■ Given exercise:
Make an exact copy of the listing below.

################

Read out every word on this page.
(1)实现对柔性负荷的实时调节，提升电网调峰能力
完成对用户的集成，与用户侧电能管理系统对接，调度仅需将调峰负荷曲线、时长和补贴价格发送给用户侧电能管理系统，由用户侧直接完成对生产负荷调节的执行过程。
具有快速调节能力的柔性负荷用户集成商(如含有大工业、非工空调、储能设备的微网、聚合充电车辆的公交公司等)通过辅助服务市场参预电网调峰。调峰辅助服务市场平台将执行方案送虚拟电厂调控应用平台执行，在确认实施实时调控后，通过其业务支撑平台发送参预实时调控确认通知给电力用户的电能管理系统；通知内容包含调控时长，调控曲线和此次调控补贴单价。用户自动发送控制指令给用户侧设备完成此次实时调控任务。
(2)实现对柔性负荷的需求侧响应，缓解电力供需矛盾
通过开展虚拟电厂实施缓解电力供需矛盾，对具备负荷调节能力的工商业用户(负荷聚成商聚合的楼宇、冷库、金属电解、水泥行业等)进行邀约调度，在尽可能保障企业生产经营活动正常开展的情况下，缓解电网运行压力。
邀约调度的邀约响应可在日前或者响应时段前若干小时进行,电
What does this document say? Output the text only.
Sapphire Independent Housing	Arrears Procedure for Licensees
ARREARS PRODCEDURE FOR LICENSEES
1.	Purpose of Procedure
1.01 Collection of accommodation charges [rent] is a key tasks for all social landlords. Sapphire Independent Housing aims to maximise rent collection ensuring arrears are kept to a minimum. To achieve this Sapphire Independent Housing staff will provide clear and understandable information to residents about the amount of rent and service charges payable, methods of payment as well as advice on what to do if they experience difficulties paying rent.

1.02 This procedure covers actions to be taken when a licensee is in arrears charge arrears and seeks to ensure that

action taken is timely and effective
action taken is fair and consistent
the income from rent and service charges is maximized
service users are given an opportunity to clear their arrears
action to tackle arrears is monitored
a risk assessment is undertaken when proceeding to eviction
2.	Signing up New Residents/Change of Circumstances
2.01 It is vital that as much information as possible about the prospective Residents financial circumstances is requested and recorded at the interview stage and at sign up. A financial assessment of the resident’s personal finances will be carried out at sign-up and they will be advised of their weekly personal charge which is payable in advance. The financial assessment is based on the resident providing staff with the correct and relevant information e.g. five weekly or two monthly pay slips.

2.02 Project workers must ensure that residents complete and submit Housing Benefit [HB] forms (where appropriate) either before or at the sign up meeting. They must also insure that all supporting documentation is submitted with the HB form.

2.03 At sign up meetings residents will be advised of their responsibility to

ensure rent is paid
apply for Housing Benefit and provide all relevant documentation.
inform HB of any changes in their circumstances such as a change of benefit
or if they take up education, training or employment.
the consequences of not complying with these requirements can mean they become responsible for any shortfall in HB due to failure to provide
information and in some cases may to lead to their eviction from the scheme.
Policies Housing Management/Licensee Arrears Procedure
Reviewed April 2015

################

■ The solution:
Read out every word on this page.
(1)实现对柔性负荷的实时调节，提升电网调峰能力
完成对用户的集成，与用户侧电能管理系统对接，调度仅需将调峰负荷曲线、时长和补贴价格发送给用户侧电能管理系统，由用户侧直接完成对生产负荷调节的执行过程。
具有快速调节能力的柔性负荷用户集成商(如含有大工业、非工空调、储能设备的微网、聚合充电车辆的公交公司等)通过辅助服务市场参预电网调峰。调峰辅助服务市场平台将执行方案送虚拟电厂调控应用平台执行，在确认实施实时调控后，通过其业务支撑平台发送参预实时调控确认通知给电力用户的电能管理系统；通知内容包含调控时长，调控曲线和此次调控补贴单价。用户自动发送控制指令给用户侧设备完成此次实时调控任务。
(2)实现对柔性负荷的需求侧响应，缓解电力供需矛盾
通过开展虚拟电厂实施缓解电力供需矛盾，对具备负荷调节能力的工商业用户(负荷聚成商聚合的楼宇、冷库、金属电解、水泥行业等)进行邀约调度，在尽可能保障企业生产经营活动正常开展的情况下，缓解电网运行压力。
邀约调度的邀约响应可在日前或者响应时段前若干小时进行,电
What does this document say? Output the text only.
Sapphire Independent Housing	Arrears Procedure for Licensees
ARREARS PRODCEDURE FOR LICENSEES
1.	Purpose of Procedure
1.01 Collection of accommodation charges [rent] is a key tasks for all social landlords. Sapphire Independent Housing aims to maximise rent collection ensuring arrears are kept to a minimum. To achieve this Sapphire Independent Housing staff will provide clear and understandable information to residents about the amount of rent and service charges payable, methods of payment as well as advice on what to do if they experience difficulties paying rent.

1.02 This procedure covers actions to be taken when a licensee is in arrears charge arrears and seeks to ensure that

action taken is timely and effective
action taken is fair and consistent
the income from rent and service charges is maximized
service users are given an opportunity to clear their arrears
action to tackle arrears is monitored
a risk assessment is undertaken when proceeding to eviction
2.	Signing up New Residents/Change of Circumstances
2.01 It is vital that as much information as possible about the prospective Residents financial circumstances is requested and recorded at the interview stage and at sign up. A financial assessment of the resident’s personal finances will be carried out at sign-up and they will be advised of their weekly personal charge which is payable in advance. The financial assessment is based on the resident providing staff with the correct and relevant information e.g. five weekly or two monthly pay slips.

2.02 Project workers must ensure that residents complete and submit Housing Benefit [HB] forms (where appropriate) either before or at the sign up meeting. They must also insure that all supporting documentation is submitted with the HB form.

2.03 At sign up meetings residents will be advised of their responsibility to

ensure rent is paid
apply for Housing Benefit and provide all relevant documentation.
inform HB of any changes in their circumstances such as a change of benefit
or if they take up education, training or employment.
the consequences of not complying with these requirements can mean they become responsible for any shortfall in HB due to failure to provide
information and in some cases may to lead to their eviction from the scheme.
Policies Housing Management/Licensee Arrears Procedure
Reviewed April 2015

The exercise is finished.